Make an exact copy of the records, with the images left out.

- - -

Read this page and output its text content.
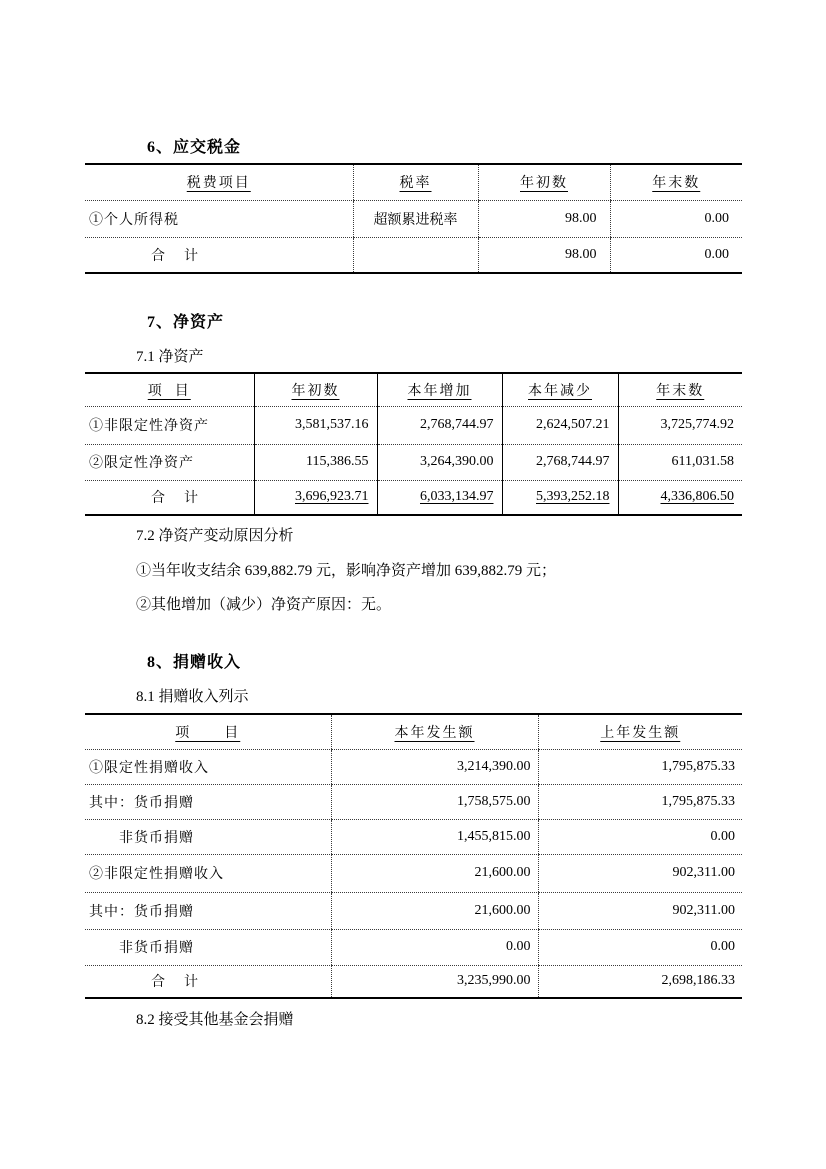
6、应交税金
税费项目	税率	年初数	年末数
①个人所得税	超额累进税率	98.00	0.00
合    计		98.00	0.00
7、净资产
7.1 净资产
项  目	年初数	本年增加	本年减少	年末数
①非限定性净资产	3,581,537.16	2,768,744.97	2,624,507.21	3,725,774.92
②限定性净资产	115,386.55	3,264,390.00	2,768,744.97	611,031.58
合    计	3,696,923.71	6,033,134.97	5,393,252.18	4,336,806.50
7.2 净资产变动原因分析
①当年收支结余 639,882.79 元，影响净资产增加 639,882.79 元；
②其他增加（减少）净资产原因：无。
8、捐赠收入
8.1 捐赠收入列示
项      目	本年发生额	上年发生额
①限定性捐赠收入	3,214,390.00	1,795,875.33
其中：货币捐赠	1,758,575.00	1,795,875.33
非货币捐赠	1,455,815.00	0.00
②非限定性捐赠收入	21,600.00	902,311.00
其中：货币捐赠	21,600.00	902,311.00
非货币捐赠	0.00	0.00
合    计	3,235,990.00	2,698,186.33
8.2 接受其他基金会捐赠
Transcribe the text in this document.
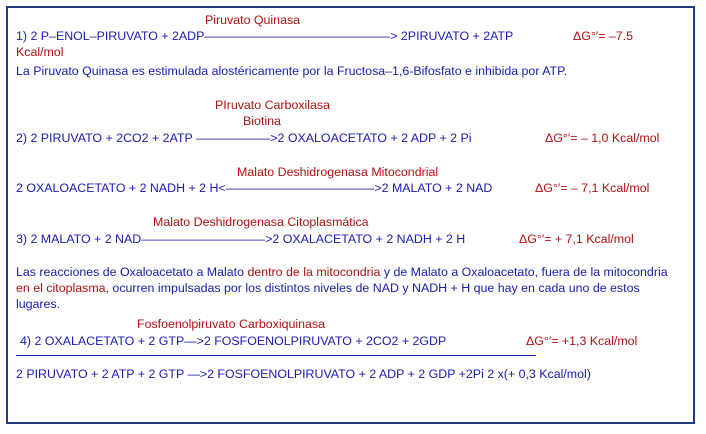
Piruvato Quinasa
1) 2 P–ENOL–PIRUVATO + 2ADP———————————————> 2PIRUVATO + 2ATP	ΔG°′= –7.5
Kcal/mol
La Piruvato Quinasa es estimulada alostéricamente por la Fructosa–1,6-Bifosfato e inhibida por ATP.
PIruvato Carboxilasa
Biotina
2) 2 PIRUVATO + 2CO2 + 2ATP ——————>2 OXALOACETATO + 2 ADP + 2 Pi	ΔG°′= – 1,0 Kcal/mol
Malato Deshidrogenasa Mitocondrial
2 OXALOACETATO + 2 NADH + 2 H<————————————>2 MALATO + 2 NAD	ΔG°′= – 7,1 Kcal/mol
Malato Deshidrogenasa Citoplasmática
3) 2 MALATO + 2 NAD——————————>2 OXALACETATO + 2 NADH + 2 H	ΔG°′= + 7,1 Kcal/mol
Las reacciones de Oxaloacetato a Malato dentro de la mitocondria y de Malato a Oxaloacetato, fuera de la mitocondria en el citoplasma, ocurren impulsadas por los distintos niveles de NAD y NADH + H que hay en cada uno de estos lugares.
Fosfoenolpiruvato Carboxiquinasa
4) 2 OXALACETATO + 2 GTP—>2 FOSFOENOLPIRUVATO + 2CO2 + 2GDP	ΔG°′= +1,3 Kcal/mol
2 PIRUVATO + 2 ATP + 2 GTP —>2 FOSFOENOLPIRUVATO + 2 ADP + 2 GDP +2Pi 2 x(+ 0,3 Kcal/mol)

- - -

__Written response__.
Read this page and output its text content.
6、应交税金
税费项目	税率	年初数	年末数
①个人所得税	超额累进税率	98.00	0.00
合    计		98.00	0.00
7、净资产
7.1 净资产
项  目	年初数	本年增加	本年减少	年末数
①非限定性净资产	3,581,537.16	2,768,744.97	2,624,507.21	3,725,774.92
②限定性净资产	115,386.55	3,264,390.00	2,768,744.97	611,031.58
合    计	3,696,923.71	6,033,134.97	5,393,252.18	4,336,806.50
7.2 净资产变动原因分析
①当年收支结余 639,882.79 元，影响净资产增加 639,882.79 元；
②其他增加（减少）净资产原因：无。
8、捐赠收入
8.1 捐赠收入列示
项      目	本年发生额	上年发生额
①限定性捐赠收入	3,214,390.00	1,795,875.33
其中：货币捐赠	1,758,575.00	1,795,875.33
非货币捐赠	1,455,815.00	0.00
②非限定性捐赠收入	21,600.00	902,311.00
其中：货币捐赠	21,600.00	902,311.00
非货币捐赠	0.00	0.00
合    计	3,235,990.00	2,698,186.33
8.2 接受其他基金会捐赠
Transcribe the text in this document.
Piruvato Quinasa
1) 2 P–ENOL–PIRUVATO + 2ADP———————————————> 2PIRUVATO + 2ATP	ΔG°′= –7.5
Kcal/mol
La Piruvato Quinasa es estimulada alostéricamente por la Fructosa–1,6-Bifosfato e inhibida por ATP.
PIruvato Carboxilasa
Biotina
2) 2 PIRUVATO + 2CO2 + 2ATP ——————>2 OXALOACETATO + 2 ADP + 2 Pi	ΔG°′= – 1,0 Kcal/mol
Malato Deshidrogenasa Mitocondrial
2 OXALOACETATO + 2 NADH + 2 H<————————————>2 MALATO + 2 NAD	ΔG°′= – 7,1 Kcal/mol
Malato Deshidrogenasa Citoplasmática
3) 2 MALATO + 2 NAD——————————>2 OXALACETATO + 2 NADH + 2 H	ΔG°′= + 7,1 Kcal/mol
Las reacciones de Oxaloacetato a Malato dentro de la mitocondria y de Malato a Oxaloacetato, fuera de la mitocondria en el citoplasma, ocurren impulsadas por los distintos niveles de NAD y NADH + H que hay en cada uno de estos lugares.
Fosfoenolpiruvato Carboxiquinasa
4) 2 OXALACETATO + 2 GTP—>2 FOSFOENOLPIRUVATO + 2CO2 + 2GDP	ΔG°′= +1,3 Kcal/mol
2 PIRUVATO + 2 ATP + 2 GTP —>2 FOSFOENOLPIRUVATO + 2 ADP + 2 GDP +2Pi 2 x(+ 0,3 Kcal/mol)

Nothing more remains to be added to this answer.